DESCRIPTION OF THE TASK:
Using the entries that follow, give only the number of lines with the word "chart" in them.

╭──

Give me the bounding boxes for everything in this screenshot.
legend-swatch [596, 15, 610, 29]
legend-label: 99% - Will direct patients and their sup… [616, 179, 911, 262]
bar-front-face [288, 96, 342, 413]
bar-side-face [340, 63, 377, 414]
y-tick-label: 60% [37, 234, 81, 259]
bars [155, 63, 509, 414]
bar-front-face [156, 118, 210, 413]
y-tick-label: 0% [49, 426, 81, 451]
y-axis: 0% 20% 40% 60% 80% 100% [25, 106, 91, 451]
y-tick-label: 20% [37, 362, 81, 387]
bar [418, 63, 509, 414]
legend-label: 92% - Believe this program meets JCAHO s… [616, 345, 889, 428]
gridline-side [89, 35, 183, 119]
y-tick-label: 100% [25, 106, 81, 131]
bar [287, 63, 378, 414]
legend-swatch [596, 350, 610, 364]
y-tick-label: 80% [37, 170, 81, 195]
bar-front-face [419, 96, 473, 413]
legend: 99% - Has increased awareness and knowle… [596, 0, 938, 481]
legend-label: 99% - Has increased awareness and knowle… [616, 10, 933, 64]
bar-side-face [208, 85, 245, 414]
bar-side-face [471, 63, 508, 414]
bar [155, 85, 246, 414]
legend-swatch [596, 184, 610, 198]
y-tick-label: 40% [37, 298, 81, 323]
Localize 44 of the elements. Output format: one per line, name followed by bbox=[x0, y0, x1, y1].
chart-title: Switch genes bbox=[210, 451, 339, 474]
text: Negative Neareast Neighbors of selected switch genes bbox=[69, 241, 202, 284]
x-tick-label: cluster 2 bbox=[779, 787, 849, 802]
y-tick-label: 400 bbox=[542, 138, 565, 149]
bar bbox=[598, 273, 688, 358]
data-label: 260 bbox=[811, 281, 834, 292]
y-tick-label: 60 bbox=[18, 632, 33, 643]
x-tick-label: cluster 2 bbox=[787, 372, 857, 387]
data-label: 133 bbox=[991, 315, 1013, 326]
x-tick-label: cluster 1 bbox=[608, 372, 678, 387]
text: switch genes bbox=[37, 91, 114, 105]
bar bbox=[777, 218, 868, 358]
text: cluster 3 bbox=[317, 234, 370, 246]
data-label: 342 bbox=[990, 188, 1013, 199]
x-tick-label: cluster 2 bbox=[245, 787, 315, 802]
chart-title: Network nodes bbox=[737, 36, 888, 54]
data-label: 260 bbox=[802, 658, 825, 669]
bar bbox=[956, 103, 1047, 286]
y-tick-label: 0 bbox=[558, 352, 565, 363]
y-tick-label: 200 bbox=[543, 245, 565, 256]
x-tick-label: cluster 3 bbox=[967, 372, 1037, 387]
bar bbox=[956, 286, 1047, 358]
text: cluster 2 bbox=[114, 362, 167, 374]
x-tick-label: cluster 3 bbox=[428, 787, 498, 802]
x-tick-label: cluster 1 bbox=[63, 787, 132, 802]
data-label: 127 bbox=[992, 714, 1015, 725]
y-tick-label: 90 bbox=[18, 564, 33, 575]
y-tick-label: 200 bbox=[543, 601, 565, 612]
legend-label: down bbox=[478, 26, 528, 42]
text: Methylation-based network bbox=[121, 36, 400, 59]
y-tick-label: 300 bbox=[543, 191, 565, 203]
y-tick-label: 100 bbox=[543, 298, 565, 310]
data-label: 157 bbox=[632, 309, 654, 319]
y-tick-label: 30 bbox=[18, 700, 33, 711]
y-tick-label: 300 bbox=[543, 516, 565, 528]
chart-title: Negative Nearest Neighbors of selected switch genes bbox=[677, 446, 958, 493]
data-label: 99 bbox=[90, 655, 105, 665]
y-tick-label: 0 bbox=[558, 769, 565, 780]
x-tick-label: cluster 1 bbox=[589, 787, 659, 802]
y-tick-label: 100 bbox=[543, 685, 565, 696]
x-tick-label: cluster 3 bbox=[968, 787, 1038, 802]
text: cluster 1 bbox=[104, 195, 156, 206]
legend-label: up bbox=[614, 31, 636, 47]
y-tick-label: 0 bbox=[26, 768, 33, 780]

╰──

PROBLEM SOLUTION:
3